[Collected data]

● ● ● ● ●

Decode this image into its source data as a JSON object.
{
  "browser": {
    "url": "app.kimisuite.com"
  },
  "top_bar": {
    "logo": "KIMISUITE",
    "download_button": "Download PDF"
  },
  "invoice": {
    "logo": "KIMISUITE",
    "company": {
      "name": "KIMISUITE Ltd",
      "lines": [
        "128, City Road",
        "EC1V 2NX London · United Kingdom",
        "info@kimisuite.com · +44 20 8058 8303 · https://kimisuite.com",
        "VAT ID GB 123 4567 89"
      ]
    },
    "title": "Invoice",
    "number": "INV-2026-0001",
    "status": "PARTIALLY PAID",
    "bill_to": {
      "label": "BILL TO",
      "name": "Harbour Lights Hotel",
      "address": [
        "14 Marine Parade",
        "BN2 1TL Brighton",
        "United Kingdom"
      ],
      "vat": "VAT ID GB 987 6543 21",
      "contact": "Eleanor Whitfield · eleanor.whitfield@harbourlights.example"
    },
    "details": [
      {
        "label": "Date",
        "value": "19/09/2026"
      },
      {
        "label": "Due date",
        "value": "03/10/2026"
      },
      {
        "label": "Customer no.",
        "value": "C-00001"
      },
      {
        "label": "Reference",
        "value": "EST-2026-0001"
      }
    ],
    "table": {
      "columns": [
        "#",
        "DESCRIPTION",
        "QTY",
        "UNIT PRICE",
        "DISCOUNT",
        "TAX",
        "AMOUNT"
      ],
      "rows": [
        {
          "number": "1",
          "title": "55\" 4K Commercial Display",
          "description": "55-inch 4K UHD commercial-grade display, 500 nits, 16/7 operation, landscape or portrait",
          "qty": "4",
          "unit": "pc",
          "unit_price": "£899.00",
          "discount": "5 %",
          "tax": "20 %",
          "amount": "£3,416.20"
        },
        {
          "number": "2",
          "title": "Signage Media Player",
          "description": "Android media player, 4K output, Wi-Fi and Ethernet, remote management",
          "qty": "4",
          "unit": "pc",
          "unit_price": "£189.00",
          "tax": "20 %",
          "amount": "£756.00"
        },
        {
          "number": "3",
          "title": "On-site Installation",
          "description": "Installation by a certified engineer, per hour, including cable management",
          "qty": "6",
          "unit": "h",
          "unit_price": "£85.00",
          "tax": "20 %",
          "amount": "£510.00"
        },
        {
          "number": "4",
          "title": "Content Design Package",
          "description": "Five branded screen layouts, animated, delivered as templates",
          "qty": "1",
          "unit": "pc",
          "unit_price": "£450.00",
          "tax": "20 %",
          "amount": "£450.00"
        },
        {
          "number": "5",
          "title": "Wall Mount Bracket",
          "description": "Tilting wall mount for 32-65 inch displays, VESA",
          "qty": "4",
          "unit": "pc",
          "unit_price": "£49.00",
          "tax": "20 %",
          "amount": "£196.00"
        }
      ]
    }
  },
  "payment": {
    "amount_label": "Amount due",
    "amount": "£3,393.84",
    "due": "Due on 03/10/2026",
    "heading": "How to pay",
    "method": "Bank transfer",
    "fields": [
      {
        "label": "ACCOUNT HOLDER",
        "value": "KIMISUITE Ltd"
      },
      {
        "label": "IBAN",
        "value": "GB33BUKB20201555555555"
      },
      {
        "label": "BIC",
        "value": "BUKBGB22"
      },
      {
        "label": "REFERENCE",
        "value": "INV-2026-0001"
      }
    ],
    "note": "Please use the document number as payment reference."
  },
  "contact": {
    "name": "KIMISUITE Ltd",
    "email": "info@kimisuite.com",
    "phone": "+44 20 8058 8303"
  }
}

● ● ● ● ●

Problem requirements: Extract all of the data shown above and repeat it verbatim.

Reply:
Decode this image into its source data as a JSON object.
{
  "browser": {
    "url": "app.kimisuite.com"
  },
  "top_bar": {
    "logo": "KIMISUITE",
    "download_button": "Download PDF"
  },
  "invoice": {
    "logo": "KIMISUITE",
    "company": {
      "name": "KIMISUITE Ltd",
      "lines": [
        "128, City Road",
        "EC1V 2NX London · United Kingdom",
        "info@kimisuite.com · +44 20 8058 8303 · https://kimisuite.com",
        "VAT ID GB 123 4567 89"
      ]
    },
    "title": "Invoice",
    "number": "INV-2026-0001",
    "status": "PARTIALLY PAID",
    "bill_to": {
      "label": "BILL TO",
      "name": "Harbour Lights Hotel",
      "address": [
        "14 Marine Parade",
        "BN2 1TL Brighton",
        "United Kingdom"
      ],
      "vat": "VAT ID GB 987 6543 21",
      "contact": "Eleanor Whitfield · eleanor.whitfield@harbourlights.example"
    },
    "details": [
      {
        "label": "Date",
        "value": "19/09/2026"
      },
      {
        "label": "Due date",
        "value": "03/10/2026"
      },
      {
        "label": "Customer no.",
        "value": "C-00001"
      },
      {
        "label": "Reference",
        "value": "EST-2026-0001"
      }
    ],
    "table": {
      "columns": [
        "#",
        "DESCRIPTION",
        "QTY",
        "UNIT PRICE",
        "DISCOUNT",
        "TAX",
        "AMOUNT"
      ],
      "rows": [
        {
          "number": "1",
          "title": "55\" 4K Commercial Display",
          "description": "55-inch 4K UHD commercial-grade display, 500 nits, 16/7 operation, landscape or portrait",
          "qty": "4",
          "unit": "pc",
          "unit_price": "£899.00",
          "discount": "5 %",
          "tax": "20 %",
          "amount": "£3,416.20"
        },
        {
          "number": "2",
          "title": "Signage Media Player",
          "description": "Android media player, 4K output, Wi-Fi and Ethernet, remote management",
          "qty": "4",
          "unit": "pc",
          "unit_price": "£189.00",
          "tax": "20 %",
          "amount": "£756.00"
        },
        {
          "number": "3",
          "title": "On-site Installation",
          "description": "Installation by a certified engineer, per hour, including cable management",
          "qty": "6",
          "unit": "h",
          "unit_price": "£85.00",
          "tax": "20 %",
          "amount": "£510.00"
        },
        {
          "number": "4",
          "title": "Content Design Package",
          "description": "Five branded screen layouts, animated, delivered as templates",
          "qty": "1",
          "unit": "pc",
          "unit_price": "£450.00",
          "tax": "20 %",
          "amount": "£450.00"
        },
        {
          "number": "5",
          "title": "Wall Mount Bracket",
          "description": "Tilting wall mount for 32-65 inch displays, VESA",
          "qty": "4",
          "unit": "pc",
          "unit_price": "£49.00",
          "tax": "20 %",
          "amount": "£196.00"
        }
      ]
    }
  },
  "payment": {
    "amount_label": "Amount due",
    "amount": "£3,393.84",
    "due": "Due on 03/10/2026",
    "heading": "How to pay",
    "method": "Bank transfer",
    "fields": [
      {
        "label": "ACCOUNT HOLDER",
        "value": "KIMISUITE Ltd"
      },
      {
        "label": "IBAN",
        "value": "GB33BUKB20201555555555"
      },
      {
        "label": "BIC",
        "value": "BUKBGB22"
      },
      {
        "label": "REFERENCE",
        "value": "INV-2026-0001"
      }
    ],
    "note": "Please use the document number as payment reference."
  },
  "contact": {
    "name": "KIMISUITE Ltd",
    "email": "info@kimisuite.com",
    "phone": "+44 20 8058 8303"
  }
}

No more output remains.